— Start of Provided records —

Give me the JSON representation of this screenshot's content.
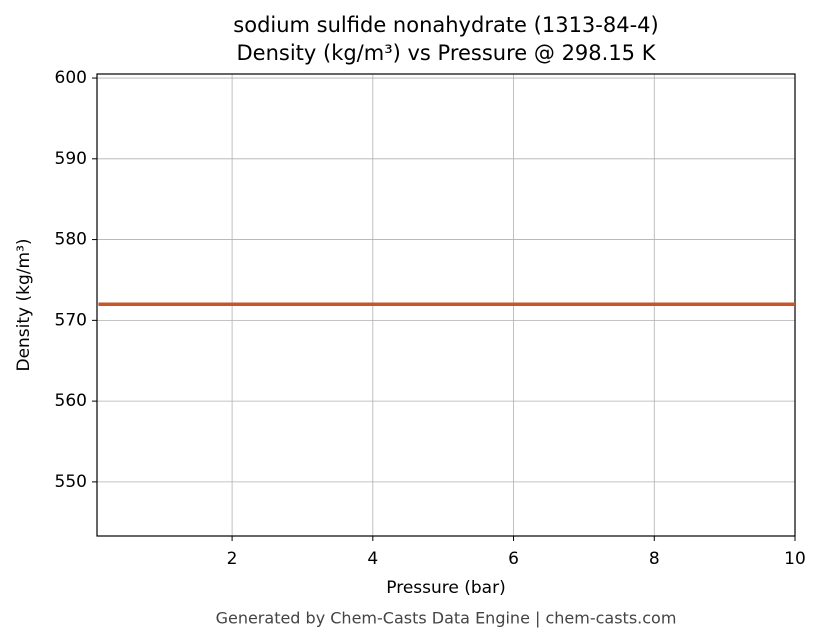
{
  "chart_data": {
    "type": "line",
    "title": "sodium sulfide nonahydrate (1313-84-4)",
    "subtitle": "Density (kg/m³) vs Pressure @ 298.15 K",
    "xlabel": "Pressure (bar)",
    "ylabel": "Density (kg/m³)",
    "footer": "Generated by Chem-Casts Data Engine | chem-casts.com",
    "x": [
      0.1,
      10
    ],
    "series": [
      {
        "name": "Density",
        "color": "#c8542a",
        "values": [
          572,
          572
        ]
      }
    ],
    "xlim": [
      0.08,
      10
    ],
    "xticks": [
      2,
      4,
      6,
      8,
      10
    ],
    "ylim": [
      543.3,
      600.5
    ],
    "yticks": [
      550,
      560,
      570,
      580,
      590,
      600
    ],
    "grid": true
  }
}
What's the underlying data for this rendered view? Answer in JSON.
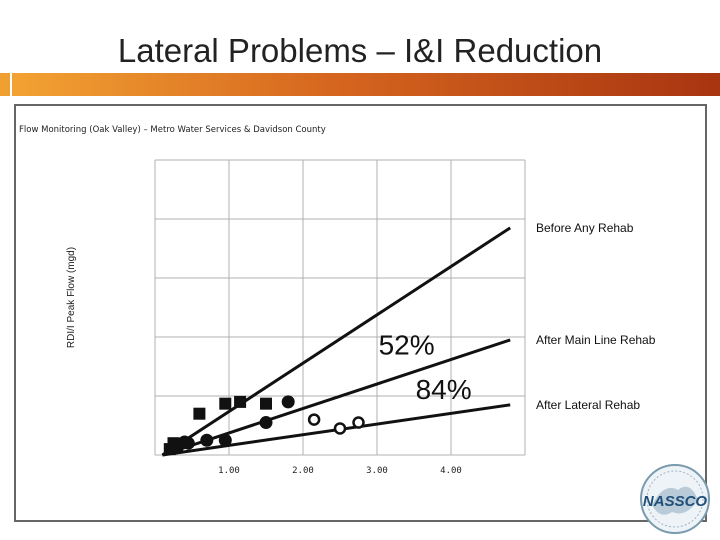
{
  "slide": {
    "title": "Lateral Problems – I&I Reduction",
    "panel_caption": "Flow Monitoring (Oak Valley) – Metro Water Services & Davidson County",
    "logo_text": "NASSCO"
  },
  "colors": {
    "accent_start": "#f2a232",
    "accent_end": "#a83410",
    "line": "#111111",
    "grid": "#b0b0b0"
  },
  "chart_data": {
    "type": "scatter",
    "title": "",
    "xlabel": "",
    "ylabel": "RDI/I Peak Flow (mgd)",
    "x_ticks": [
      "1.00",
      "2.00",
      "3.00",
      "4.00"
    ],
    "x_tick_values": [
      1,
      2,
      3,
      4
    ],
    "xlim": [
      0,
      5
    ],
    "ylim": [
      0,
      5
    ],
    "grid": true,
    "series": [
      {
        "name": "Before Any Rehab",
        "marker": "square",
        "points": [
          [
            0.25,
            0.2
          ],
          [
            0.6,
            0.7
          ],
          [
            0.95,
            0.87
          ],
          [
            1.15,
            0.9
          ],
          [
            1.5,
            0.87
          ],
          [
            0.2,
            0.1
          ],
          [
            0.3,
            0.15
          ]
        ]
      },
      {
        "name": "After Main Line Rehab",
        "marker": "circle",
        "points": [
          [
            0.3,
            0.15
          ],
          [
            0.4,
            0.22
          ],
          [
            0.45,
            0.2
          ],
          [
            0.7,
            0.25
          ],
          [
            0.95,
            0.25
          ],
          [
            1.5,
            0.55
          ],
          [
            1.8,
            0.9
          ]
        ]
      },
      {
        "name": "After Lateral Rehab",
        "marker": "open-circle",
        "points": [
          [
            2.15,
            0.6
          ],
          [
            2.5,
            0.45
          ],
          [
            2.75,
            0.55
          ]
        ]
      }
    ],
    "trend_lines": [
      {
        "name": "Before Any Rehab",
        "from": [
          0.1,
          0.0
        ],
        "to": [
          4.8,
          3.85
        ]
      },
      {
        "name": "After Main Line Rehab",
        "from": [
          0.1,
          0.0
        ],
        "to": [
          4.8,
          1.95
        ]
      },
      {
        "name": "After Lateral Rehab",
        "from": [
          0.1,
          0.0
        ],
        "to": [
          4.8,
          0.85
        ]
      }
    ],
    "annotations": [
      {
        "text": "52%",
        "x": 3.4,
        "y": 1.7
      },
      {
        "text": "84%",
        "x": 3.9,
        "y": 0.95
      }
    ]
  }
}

— End of Provided records —

Set task ▸ Look through the data and gather every line with the string "ylabel" in it.

Full output ▸
    "ylabel": "Density (kg/m³)",
    "ylabel": "RDI/I Peak Flow (mgd)",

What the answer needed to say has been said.